| Permintaan A |
Salin ulang bagian teks tentang kunjungan ke Sekolah Dasar Negeri mulai dari "Oeh   :  Mohammad" sampai dengan "kita kesampingkan dulu.", tanpa mengubah apa pun.
| Permintaan B |
Apakah setiap pernyataan berikut sesuai dengan teks tentang kunjungan ke Sekolah Dasar Negeri? Jawab ya atau tidak untuk masing-masing, disertai kutipan persis dari teks yang menentukan jawabannya.
(i) Kunjungan kali ini ditujukan khusus ke Sekolah Dasar Negeri.
(ii) Kunjungan kali ini dapat menjangkau banyak sekolah.
(iii) Imbauan kunjungan disampaikan melalui WA group DP.
| Permintaan C |
Sambung teks tentang kunjungan ke Sekolah Dasar Negeri, dimulai setelah kalimat terakhir yang tercantum.

Oeh   :  Mohammad Hasyim

              Kesempatan itu datang lagi.   Atas  rekomendasi ketua DP kunjungan kali ini menyasar khusus Sekolah Dasar Negeri.  Tidak bisa menjangkau banyak sekolah karena perintah – imbauanya  (via WA group DP)  datang di ujung pekan. Meski fokus utamanya melihat atau kerenya monetoring dan evaluasi (monev)  pelaksaaan Ujian Akhir  Sekolah (UAS) – dulu UASBN , tak luput merembet juga ke  hal – hal  lainya. Tetapi  kali kali ini perihal ujian akhir sekolah saja . Yang lain-lain kita kesampingkan dulu.

| Data Tersedia |
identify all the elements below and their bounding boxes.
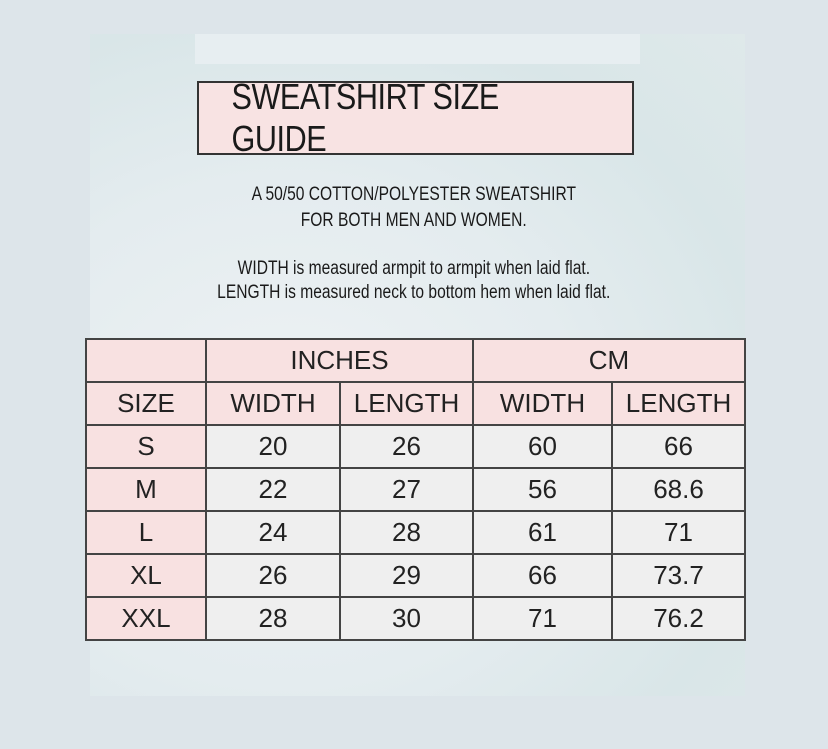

| Hasil Tugas A |
Oeh   :  Mohammad Hasyim

              Kesempatan itu datang lagi.   Atas  rekomendasi ketua DP kunjungan kali ini menyasar khusus Sekolah Dasar Negeri.  Tidak bisa menjangkau banyak sekolah karena perintah – imbauanya  (via WA group DP)  datang di ujung pekan. Meski fokus utamanya melihat atau kerenya monetoring dan evaluasi (monev)  pelaksaaan Ujian Akhir  Sekolah (UAS) – dulu UASBN , tak luput merembet juga ke  hal – hal  lainya. Tetapi  kali kali ini perihal ujian akhir sekolah saja . Yang lain-lain kita kesampingkan dulu.

| Hasil Tugas B |
(i) Ya: "kunjungan kali ini menyasar khusus Sekolah Dasar Negeri"
(ii) Tidak: "Tidak bisa menjangkau banyak sekolah"
(iii) Ya: "via WA group DP"

| Hasil Tugas C |
Kurikulum operasional SD

      Ada dua macam kurikulum  operasional – aktual yang beberapa tahun terahir digunakan di SD, masing – masing Kurikulum 2013 atau yang dikenal dengan K.13, dan kedua adalah kurikulum  2021  atau dikenal dengan kurikulum merdeka. Kurukulum 2013 (K.13)  adalah antitesa kurulukulum yang berlaku sebelumnya, kurikulum 2006 yang ditengarai terlalu sentralistik.  Kurikulum ini (K.13) digunakan untuk siswa  yang hingga tahun ini masih  duduk di klas 2, 4, 5 dan 6. Sementara kurikulum merdeka baru diterapkan di klas 1 dan klas 3. Kurikulum merdeka sedniri sebenranya baru bersifat opsional, belum merupakan kwajiban penuh.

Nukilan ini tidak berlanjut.